**The request:**
Find every line in the records that holds the string "name". Copy each one.

===== Dataset content =====

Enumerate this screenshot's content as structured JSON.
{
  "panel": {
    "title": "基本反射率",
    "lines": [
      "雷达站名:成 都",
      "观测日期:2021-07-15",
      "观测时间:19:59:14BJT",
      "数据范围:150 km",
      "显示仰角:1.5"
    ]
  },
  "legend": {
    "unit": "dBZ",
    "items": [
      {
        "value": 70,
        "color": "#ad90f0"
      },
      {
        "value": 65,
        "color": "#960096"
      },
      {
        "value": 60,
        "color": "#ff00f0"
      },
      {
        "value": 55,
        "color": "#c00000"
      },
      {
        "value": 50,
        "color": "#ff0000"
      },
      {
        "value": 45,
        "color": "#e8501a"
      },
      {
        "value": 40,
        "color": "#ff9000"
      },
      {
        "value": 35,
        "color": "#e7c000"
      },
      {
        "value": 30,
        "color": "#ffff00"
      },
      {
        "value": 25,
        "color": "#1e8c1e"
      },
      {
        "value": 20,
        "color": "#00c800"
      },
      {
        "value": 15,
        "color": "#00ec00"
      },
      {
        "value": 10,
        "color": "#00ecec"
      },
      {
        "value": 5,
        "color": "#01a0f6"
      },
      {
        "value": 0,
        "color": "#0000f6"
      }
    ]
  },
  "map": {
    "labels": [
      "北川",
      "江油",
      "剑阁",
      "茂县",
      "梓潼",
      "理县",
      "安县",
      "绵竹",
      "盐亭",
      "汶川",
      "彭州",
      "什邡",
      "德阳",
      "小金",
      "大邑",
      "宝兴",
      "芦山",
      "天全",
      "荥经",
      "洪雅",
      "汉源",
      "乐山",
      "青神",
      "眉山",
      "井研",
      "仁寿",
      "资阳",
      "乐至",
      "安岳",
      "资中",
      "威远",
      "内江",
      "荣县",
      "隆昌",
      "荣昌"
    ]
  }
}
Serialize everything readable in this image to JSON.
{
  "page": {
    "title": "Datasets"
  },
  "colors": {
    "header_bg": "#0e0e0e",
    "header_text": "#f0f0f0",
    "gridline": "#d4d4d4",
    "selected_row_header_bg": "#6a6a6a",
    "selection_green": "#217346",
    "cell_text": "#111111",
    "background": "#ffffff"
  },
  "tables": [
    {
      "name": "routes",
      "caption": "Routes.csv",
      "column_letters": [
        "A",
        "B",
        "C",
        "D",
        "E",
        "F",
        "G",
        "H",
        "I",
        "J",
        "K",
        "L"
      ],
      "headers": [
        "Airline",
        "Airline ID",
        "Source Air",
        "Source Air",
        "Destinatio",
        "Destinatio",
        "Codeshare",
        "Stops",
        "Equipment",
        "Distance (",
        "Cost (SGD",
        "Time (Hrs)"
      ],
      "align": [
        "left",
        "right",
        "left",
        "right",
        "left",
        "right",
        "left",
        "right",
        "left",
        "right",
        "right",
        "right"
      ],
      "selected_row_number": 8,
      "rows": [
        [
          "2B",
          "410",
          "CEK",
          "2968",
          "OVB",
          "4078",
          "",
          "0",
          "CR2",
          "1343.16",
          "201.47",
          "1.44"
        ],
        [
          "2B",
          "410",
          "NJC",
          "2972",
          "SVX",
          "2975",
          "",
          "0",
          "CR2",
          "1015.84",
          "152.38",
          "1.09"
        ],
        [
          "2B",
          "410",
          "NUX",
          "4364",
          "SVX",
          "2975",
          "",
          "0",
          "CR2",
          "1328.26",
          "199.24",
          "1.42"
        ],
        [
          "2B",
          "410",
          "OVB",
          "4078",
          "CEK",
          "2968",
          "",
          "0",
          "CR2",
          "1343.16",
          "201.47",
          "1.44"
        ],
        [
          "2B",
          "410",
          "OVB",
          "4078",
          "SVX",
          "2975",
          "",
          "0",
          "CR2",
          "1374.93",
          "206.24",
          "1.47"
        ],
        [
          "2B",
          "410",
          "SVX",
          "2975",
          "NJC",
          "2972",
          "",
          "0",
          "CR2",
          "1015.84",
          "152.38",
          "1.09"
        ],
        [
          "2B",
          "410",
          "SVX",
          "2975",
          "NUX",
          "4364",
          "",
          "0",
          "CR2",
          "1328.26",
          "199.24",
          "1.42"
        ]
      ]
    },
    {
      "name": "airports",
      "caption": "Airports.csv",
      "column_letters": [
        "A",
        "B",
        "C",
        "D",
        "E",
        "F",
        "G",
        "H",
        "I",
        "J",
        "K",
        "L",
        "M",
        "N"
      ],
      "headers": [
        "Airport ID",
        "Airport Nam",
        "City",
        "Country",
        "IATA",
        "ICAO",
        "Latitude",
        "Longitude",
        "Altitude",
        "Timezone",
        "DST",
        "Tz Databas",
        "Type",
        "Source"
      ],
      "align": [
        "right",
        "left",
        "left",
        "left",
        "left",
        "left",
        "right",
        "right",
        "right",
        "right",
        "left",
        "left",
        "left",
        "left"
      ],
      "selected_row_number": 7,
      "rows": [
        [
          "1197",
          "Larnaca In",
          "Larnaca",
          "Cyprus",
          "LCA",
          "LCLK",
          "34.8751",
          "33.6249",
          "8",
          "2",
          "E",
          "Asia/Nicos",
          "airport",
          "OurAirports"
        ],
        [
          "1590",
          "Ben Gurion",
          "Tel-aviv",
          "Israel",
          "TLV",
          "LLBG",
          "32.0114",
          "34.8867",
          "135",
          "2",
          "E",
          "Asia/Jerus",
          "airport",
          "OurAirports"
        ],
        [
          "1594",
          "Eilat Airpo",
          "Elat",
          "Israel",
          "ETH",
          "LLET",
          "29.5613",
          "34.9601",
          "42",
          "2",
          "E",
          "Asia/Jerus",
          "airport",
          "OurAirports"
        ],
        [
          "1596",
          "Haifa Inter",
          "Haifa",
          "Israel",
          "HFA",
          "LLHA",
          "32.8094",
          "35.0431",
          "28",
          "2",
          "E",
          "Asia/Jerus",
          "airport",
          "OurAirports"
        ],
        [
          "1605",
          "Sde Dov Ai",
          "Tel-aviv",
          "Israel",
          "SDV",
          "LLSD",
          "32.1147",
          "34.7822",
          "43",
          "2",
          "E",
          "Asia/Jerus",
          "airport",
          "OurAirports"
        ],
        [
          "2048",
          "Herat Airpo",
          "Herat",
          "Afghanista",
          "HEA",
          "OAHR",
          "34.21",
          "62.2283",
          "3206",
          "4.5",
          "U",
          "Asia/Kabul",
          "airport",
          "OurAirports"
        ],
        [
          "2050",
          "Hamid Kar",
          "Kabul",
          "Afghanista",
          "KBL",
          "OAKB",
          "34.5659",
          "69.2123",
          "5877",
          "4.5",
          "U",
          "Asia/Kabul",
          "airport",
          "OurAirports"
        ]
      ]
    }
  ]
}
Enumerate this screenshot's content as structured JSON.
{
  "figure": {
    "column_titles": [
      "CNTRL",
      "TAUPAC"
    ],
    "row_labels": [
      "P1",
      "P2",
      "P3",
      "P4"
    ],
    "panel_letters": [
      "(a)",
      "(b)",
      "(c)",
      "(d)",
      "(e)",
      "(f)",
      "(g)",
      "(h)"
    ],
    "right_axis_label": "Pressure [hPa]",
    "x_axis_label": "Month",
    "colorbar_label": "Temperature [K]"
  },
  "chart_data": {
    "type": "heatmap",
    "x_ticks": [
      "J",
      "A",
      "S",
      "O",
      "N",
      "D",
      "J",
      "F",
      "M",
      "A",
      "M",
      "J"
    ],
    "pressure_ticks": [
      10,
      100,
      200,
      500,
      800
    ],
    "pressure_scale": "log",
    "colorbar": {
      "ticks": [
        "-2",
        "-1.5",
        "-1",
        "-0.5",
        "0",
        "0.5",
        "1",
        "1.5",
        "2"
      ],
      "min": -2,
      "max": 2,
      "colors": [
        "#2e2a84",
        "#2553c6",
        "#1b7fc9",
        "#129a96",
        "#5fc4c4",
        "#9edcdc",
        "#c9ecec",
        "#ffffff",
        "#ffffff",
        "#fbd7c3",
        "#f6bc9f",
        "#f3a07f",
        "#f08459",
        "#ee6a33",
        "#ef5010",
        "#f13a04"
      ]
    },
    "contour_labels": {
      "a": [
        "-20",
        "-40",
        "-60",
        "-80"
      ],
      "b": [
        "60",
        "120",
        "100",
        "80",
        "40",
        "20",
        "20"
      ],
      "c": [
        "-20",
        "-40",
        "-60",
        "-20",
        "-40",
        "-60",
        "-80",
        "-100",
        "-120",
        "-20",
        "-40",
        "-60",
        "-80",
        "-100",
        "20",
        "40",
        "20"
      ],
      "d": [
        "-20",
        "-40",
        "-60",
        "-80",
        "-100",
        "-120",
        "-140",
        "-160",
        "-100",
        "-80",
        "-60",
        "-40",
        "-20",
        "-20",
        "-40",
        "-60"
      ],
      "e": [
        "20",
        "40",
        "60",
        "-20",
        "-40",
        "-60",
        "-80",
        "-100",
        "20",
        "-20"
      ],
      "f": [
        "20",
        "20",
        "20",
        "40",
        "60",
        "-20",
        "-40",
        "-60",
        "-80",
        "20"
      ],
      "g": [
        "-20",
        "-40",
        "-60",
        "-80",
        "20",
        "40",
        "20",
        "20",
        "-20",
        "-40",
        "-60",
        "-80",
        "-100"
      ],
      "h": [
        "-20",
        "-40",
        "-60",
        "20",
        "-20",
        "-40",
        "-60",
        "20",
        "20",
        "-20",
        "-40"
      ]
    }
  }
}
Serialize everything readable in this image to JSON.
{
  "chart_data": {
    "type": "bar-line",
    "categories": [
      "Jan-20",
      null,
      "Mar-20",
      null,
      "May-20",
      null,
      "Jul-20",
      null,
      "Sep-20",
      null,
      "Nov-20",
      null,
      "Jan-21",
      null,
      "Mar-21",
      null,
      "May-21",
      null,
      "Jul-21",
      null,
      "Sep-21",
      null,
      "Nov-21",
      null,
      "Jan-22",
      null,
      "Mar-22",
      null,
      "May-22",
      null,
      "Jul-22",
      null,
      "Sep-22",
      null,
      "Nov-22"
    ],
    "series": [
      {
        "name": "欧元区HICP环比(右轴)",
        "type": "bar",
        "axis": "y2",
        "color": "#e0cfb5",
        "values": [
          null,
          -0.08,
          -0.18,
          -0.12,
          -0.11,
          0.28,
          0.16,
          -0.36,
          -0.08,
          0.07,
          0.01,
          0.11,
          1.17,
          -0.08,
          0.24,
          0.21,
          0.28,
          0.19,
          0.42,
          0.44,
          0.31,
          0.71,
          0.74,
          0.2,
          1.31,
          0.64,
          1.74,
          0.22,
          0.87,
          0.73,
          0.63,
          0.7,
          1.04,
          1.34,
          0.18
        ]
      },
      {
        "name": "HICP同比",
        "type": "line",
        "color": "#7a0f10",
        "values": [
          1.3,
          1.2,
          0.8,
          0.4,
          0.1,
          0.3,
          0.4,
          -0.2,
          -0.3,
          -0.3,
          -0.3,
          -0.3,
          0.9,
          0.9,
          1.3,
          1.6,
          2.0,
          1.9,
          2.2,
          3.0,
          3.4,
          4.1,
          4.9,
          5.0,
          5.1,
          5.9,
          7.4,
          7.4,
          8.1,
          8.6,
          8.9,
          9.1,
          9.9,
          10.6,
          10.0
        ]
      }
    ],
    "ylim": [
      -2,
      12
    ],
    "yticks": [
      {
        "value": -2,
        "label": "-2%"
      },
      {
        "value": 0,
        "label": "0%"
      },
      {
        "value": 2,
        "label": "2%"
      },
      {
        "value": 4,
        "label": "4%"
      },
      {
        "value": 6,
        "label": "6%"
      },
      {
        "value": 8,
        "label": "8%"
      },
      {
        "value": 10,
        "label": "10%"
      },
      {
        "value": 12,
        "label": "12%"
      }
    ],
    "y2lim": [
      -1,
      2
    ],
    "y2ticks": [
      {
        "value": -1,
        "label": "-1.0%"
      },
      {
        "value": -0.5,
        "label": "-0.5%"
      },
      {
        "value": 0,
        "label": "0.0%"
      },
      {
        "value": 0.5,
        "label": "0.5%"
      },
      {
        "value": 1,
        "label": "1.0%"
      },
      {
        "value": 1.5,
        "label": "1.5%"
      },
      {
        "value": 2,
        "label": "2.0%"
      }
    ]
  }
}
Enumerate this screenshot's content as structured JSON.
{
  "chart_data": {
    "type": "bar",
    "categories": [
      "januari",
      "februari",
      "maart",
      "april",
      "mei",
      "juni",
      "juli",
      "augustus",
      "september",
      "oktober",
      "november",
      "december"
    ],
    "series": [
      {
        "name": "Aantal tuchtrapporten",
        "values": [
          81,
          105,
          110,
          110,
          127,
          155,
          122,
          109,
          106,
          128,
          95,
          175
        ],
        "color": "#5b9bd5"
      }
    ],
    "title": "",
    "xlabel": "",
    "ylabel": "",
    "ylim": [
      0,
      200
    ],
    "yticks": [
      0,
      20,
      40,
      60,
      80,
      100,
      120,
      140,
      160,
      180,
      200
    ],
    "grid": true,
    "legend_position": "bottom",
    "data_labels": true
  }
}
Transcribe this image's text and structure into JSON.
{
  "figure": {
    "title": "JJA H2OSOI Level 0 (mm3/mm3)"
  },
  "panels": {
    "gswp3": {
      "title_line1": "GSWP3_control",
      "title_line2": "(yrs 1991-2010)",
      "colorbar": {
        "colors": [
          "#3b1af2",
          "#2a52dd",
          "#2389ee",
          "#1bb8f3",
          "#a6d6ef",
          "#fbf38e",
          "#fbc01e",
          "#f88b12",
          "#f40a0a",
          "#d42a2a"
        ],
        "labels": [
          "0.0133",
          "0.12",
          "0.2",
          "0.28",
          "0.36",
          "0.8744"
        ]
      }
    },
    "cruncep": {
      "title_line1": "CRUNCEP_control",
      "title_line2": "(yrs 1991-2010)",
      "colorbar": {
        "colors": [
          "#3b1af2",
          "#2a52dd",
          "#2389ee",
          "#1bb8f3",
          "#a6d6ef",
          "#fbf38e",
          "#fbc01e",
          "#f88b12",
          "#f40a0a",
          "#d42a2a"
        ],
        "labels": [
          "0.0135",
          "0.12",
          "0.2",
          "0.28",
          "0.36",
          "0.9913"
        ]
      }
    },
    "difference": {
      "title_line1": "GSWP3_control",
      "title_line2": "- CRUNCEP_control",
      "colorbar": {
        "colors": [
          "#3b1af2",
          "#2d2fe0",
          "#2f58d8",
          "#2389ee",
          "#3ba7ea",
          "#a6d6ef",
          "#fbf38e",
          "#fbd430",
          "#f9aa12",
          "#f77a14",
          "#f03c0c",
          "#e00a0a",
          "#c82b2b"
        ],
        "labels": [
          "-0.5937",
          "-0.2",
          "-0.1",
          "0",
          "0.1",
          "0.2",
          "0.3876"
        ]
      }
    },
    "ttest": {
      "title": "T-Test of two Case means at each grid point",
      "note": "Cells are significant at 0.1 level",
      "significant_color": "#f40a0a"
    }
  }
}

=====

**Final answer:**
      "name": "routes",
      "name": "airports",
        "name": "欧元区HICP环比(右轴)",
        "name": "HICP同比",
        "name": "Aantal tuchtrapporten",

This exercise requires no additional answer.